** Start Given data **
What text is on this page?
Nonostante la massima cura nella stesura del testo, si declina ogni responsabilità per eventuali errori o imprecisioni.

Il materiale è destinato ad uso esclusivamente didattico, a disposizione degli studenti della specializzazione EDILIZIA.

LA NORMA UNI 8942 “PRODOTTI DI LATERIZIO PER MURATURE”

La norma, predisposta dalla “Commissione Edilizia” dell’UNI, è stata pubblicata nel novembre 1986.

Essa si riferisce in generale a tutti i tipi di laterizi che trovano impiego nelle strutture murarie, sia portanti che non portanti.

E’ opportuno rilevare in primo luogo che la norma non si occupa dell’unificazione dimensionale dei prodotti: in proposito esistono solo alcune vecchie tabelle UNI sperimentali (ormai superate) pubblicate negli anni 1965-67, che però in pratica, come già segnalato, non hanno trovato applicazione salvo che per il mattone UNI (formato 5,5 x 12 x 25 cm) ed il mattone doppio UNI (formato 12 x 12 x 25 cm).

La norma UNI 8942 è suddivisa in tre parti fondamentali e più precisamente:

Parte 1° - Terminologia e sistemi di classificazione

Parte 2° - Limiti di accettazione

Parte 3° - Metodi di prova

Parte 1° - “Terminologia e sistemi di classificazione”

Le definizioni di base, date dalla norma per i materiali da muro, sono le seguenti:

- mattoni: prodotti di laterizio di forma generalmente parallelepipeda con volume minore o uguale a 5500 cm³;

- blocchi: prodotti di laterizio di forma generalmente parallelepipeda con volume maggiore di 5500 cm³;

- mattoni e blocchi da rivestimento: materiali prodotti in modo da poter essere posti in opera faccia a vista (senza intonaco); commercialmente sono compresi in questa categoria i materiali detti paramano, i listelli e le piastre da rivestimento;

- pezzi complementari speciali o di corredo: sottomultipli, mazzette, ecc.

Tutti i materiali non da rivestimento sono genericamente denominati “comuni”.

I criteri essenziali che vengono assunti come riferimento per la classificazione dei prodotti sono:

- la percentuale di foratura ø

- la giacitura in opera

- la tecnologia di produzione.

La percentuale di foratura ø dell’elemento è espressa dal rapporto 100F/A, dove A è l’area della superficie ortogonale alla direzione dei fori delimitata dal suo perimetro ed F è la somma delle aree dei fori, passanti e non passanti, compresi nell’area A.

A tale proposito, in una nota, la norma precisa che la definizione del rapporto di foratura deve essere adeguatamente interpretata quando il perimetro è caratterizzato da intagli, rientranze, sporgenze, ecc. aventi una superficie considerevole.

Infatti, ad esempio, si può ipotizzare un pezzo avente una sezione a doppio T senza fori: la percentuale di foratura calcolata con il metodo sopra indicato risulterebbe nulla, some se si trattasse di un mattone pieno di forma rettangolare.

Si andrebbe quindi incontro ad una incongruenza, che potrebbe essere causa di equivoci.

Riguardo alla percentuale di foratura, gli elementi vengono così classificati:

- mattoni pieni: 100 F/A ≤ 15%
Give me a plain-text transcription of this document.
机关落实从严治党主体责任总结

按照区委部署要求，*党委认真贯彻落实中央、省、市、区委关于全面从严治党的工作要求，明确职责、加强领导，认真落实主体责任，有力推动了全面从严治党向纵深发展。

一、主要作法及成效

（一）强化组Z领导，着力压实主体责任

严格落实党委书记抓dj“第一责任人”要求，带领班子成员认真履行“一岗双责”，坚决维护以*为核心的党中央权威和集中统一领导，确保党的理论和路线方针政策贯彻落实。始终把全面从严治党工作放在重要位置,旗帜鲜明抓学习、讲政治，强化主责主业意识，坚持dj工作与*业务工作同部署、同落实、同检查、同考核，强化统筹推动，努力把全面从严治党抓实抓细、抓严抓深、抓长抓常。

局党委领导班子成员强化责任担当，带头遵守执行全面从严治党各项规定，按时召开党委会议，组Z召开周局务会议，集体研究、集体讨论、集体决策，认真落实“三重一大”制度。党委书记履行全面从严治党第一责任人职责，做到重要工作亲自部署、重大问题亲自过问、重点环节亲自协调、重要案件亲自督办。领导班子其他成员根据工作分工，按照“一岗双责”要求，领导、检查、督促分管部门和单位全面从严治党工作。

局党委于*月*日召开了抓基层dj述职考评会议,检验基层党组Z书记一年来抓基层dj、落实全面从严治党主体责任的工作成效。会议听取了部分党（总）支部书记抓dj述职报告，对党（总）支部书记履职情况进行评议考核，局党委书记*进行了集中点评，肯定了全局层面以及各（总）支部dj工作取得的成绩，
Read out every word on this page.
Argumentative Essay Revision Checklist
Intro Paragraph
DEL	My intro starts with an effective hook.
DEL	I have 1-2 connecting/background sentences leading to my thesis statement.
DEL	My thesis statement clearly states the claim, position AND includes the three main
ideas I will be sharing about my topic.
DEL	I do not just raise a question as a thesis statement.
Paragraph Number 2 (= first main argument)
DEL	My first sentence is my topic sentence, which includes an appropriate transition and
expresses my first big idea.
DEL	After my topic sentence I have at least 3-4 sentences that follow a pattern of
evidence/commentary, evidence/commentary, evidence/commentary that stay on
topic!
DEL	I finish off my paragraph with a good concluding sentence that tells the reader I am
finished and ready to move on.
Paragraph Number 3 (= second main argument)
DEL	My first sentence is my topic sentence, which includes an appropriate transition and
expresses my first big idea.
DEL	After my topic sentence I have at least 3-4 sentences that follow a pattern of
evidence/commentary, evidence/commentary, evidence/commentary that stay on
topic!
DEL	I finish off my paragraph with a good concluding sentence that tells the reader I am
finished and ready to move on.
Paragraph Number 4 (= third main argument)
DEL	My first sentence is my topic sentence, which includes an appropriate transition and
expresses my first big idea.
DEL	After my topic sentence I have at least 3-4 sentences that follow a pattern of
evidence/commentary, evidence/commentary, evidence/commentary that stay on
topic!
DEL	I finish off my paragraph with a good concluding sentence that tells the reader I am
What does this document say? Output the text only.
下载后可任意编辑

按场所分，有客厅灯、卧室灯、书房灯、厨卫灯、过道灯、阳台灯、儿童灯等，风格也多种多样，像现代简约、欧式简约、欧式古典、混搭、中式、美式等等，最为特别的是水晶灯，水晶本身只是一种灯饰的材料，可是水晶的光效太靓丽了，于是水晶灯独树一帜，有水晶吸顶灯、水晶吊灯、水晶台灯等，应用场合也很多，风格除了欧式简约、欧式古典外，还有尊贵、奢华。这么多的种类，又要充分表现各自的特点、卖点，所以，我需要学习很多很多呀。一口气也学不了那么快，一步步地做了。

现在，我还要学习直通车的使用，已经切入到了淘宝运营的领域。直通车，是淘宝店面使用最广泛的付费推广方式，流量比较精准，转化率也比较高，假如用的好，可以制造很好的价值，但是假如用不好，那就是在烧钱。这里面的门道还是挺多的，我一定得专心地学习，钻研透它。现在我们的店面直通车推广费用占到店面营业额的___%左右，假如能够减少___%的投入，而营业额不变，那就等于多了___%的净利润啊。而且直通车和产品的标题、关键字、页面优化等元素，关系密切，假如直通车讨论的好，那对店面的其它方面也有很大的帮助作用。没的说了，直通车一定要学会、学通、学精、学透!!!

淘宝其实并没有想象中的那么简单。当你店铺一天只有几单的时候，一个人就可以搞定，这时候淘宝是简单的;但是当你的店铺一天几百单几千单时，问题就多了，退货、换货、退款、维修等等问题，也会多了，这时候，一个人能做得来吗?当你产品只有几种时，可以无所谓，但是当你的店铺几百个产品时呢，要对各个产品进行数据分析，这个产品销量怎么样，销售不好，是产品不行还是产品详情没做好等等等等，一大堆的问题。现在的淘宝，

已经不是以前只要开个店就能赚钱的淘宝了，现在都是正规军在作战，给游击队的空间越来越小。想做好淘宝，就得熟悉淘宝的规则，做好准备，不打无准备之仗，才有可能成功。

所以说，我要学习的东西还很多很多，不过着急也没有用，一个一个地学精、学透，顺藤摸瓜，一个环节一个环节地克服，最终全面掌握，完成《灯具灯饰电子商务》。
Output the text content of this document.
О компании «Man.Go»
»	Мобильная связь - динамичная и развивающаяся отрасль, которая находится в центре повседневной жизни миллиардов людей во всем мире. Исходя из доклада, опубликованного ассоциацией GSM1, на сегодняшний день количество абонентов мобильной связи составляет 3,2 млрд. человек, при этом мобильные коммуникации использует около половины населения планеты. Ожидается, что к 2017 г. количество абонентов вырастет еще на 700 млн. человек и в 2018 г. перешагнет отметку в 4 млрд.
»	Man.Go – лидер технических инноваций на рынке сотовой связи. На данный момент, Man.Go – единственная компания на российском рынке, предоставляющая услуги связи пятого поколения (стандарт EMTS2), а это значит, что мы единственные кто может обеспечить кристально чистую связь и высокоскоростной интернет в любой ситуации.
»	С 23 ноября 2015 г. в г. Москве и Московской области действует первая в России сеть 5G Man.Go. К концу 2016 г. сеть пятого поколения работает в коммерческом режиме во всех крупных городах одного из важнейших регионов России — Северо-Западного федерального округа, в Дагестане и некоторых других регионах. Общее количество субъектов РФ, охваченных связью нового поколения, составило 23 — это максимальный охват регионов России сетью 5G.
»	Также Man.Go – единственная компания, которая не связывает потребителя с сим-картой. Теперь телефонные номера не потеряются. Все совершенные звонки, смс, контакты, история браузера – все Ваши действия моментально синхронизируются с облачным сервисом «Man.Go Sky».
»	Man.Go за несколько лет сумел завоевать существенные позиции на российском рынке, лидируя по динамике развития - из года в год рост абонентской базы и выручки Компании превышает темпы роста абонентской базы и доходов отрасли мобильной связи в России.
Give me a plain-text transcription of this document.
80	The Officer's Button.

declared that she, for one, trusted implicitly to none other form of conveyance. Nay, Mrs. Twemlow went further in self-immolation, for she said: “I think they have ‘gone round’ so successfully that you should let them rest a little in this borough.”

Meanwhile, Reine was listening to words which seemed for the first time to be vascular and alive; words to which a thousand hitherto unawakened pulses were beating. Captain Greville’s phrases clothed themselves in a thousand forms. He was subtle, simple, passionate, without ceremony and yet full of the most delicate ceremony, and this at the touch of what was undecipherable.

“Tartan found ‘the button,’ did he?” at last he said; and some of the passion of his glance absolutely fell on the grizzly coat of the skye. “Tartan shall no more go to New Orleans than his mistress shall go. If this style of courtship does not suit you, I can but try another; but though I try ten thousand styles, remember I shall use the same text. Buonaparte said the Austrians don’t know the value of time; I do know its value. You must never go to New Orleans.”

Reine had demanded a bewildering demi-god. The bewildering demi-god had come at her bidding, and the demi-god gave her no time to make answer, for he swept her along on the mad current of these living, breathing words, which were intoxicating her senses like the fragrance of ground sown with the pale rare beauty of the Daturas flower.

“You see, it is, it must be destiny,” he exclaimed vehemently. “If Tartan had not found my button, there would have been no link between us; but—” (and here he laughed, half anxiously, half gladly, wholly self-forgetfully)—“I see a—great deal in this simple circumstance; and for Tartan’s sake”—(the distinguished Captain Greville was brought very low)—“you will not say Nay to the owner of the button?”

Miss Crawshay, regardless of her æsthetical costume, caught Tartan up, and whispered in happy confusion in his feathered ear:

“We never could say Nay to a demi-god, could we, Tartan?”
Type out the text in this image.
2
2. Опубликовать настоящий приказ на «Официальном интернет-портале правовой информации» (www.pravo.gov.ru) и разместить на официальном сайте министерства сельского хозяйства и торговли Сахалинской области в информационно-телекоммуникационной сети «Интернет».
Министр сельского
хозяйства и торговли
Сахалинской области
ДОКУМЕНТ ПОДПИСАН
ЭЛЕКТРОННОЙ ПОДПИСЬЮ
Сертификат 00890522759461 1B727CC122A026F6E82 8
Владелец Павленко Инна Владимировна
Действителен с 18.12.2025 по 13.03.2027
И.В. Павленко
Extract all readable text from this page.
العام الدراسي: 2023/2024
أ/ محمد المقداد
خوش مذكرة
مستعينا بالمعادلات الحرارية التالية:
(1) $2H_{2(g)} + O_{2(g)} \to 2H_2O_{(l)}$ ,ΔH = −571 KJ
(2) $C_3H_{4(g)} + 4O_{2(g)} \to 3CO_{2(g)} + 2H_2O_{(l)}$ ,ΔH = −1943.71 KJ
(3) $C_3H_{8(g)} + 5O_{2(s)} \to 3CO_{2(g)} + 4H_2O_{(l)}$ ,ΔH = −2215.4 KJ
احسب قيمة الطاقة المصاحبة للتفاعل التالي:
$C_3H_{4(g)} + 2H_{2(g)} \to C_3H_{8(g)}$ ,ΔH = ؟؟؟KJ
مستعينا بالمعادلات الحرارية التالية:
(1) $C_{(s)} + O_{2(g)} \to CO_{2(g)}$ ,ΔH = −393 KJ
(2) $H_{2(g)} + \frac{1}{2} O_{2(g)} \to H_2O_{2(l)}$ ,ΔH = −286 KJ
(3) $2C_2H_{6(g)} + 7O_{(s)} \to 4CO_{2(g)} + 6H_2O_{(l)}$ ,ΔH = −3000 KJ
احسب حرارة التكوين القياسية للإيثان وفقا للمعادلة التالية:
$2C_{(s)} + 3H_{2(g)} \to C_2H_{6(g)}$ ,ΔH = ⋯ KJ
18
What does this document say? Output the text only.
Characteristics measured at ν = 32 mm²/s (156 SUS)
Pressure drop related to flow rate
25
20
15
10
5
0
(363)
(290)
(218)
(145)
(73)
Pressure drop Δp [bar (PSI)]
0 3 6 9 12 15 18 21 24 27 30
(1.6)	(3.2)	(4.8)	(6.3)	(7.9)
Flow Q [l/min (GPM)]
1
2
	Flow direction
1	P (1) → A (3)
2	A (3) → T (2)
** End Given data **
Short problem: From the entries above, extract every line where the word "связи" appears.

Written answer:
»	Мобильная связь - динамичная и развивающаяся отрасль, которая находится в центре повседневной жизни миллиардов людей во всем мире. Исходя из доклада, опубликованного ассоциацией GSM1, на сегодняшний день количество абонентов мобильной связи составляет 3,2 млрд. человек, при этом мобильные коммуникации использует около половины населения планеты. Ожидается, что к 2017 г. количество абонентов вырастет еще на 700 млн. человек и в 2018 г. перешагнет отметку в 4 млрд.
»	Man.Go – лидер технических инноваций на рынке сотовой связи. На данный момент, Man.Go – единственная компания на российском рынке, предоставляющая услуги связи пятого поколения (стандарт EMTS2), а это значит, что мы единственные кто может обеспечить кристально чистую связь и высокоскоростной интернет в любой ситуации.
»	Man.Go за несколько лет сумел завоевать существенные позиции на российском рынке, лидируя по динамике развития - из года в год рост абонентской базы и выручки Компании превышает темпы роста абонентской базы и доходов отрасли мобильной связи в России.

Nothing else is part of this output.